Quando aos sete anos ficou órfão de pai e mãe, transformou-se em trabalhador rural assalariado. Condição que só foi interrompida quando, aos dez anos, foi trazido por uma família latifundiária para o Recife com a promessa de criá-lo e alfabetizá-lo, promessa que não foi cumprida. Ao invés da escola prometida, o pequeno “Grilo”, como era chamado na infância, tornou-se um escravo mirim: acordava às 4h da manhã, varria, lavava banheiros, encerava pisos e cuidava de animais. Não aceitou este estado de coisas e fugiu. O artigo é de Luciano Morais e Roberto Numeriano.
A reedição do livro Memórias, autobiografia de Gregório Bezerra, pela Boitempo Editorial (648 págs., R$ 74,00), comemora um símbolo de resistência e convicção política e ideológica, valores cada vez mais ausentes no meio político brasileiro. No livro, o revolucionário comunista narra toda sua trajetória de vida e militância, momentos vividos durante os principais acontecimentos da vida política e social do Brasil no século XX.

Linhas armazenadas:
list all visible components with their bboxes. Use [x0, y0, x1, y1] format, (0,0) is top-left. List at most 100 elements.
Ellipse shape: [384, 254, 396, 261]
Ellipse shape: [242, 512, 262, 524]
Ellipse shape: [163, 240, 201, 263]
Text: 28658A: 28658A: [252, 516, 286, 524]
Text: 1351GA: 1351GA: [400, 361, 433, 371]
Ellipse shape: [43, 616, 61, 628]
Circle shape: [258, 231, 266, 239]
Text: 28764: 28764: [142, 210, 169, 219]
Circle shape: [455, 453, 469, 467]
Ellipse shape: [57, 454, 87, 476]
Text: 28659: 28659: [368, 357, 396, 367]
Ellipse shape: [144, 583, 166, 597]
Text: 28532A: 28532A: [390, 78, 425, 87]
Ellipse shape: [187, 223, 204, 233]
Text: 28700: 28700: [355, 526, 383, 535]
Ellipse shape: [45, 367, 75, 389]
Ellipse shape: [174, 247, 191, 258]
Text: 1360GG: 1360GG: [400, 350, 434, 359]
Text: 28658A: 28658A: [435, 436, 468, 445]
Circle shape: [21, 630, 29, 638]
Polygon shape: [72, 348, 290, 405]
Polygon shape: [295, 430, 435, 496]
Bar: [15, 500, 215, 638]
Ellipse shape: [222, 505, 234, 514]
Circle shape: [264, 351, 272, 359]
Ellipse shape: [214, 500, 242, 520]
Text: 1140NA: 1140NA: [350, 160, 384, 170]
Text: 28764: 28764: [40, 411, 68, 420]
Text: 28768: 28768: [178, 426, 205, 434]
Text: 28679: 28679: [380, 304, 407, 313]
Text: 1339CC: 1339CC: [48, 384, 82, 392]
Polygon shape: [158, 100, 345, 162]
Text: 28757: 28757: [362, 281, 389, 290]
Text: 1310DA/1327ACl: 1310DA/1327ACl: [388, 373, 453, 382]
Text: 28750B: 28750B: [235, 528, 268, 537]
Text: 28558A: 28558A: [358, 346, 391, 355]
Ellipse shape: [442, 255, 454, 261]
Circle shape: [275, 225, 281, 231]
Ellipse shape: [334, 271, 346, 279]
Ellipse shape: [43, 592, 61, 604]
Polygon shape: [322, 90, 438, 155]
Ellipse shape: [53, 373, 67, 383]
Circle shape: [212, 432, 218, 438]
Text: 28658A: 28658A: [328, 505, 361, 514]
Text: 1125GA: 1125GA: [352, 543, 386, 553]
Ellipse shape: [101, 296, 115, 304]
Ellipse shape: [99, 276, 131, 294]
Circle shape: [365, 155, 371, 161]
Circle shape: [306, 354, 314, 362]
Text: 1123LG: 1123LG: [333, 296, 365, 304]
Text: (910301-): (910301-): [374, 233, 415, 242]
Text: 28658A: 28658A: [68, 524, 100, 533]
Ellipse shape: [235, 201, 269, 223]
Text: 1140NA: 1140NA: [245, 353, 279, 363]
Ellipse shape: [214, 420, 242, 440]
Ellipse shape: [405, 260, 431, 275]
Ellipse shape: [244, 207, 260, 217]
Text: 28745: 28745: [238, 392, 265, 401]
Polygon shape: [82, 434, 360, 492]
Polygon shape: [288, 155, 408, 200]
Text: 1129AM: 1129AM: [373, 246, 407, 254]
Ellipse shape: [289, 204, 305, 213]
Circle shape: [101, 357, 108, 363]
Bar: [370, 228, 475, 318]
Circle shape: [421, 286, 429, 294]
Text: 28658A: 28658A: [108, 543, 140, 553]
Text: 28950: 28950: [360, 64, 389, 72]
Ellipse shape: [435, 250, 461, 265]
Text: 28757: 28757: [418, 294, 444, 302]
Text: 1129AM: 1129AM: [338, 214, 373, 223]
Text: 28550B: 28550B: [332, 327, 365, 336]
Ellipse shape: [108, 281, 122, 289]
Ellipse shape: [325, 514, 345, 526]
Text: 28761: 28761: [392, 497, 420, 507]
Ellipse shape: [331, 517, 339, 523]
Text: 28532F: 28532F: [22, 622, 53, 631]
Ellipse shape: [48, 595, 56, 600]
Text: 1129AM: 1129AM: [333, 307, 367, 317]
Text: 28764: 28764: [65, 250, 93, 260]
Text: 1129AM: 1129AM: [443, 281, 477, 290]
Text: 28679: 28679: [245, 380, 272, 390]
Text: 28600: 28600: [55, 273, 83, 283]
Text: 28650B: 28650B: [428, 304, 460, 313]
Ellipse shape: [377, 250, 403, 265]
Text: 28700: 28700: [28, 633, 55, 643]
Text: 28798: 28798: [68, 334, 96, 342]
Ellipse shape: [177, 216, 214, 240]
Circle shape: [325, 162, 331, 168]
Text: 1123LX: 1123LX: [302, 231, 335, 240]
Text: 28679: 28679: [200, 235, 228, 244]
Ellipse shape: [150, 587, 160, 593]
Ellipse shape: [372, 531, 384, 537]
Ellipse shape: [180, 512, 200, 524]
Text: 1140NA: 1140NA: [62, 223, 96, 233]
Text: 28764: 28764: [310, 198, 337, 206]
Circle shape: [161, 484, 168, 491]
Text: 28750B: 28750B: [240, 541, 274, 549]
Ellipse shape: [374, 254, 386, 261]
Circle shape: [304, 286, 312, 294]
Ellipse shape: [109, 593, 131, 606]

Tarefas do exercício:
1) Responda com base no texto fornecido:
(a) Com quantos anos ele ficou órfão de pai e mãe?
(b) Como ele era chamado na infância?
(c) Qual editora publicou a reedição do livro Memórias?
2) Converta em uma lista JSON de strings as entradas desde o início até a linha que contém "Circle shape: [21, 630, 29, 638]", inclusive, com uma string por linha e sem as linhas em branco.

Respostas das tarefas:
1)
(a) Aos sete anos.
(b) "Grilo".
(c) A Boitempo Editorial.

2)
[
  "list all visible components with their bboxes. Use [x0, y0, x1, y1] format, (0,0) is top-left. List at most 100 elements.",
  "Ellipse shape: [384, 254, 396, 261]",
  "Ellipse shape: [242, 512, 262, 524]",
  "Ellipse shape: [163, 240, 201, 263]",
  "Text: 28658A: 28658A: [252, 516, 286, 524]",
  "Text: 1351GA: 1351GA: [400, 361, 433, 371]",
  "Ellipse shape: [43, 616, 61, 628]",
  "Circle shape: [258, 231, 266, 239]",
  "Text: 28764: 28764: [142, 210, 169, 219]",
  "Circle shape: [455, 453, 469, 467]",
  "Ellipse shape: [57, 454, 87, 476]",
  "Text: 28659: 28659: [368, 357, 396, 367]",
  "Ellipse shape: [144, 583, 166, 597]",
  "Text: 28532A: 28532A: [390, 78, 425, 87]",
  "Ellipse shape: [187, 223, 204, 233]",
  "Text: 28700: 28700: [355, 526, 383, 535]",
  "Ellipse shape: [45, 367, 75, 389]",
  "Ellipse shape: [174, 247, 191, 258]",
  "Text: 1360GG: 1360GG: [400, 350, 434, 359]",
  "Text: 28658A: 28658A: [435, 436, 468, 445]",
  "Circle shape: [21, 630, 29, 638]"
]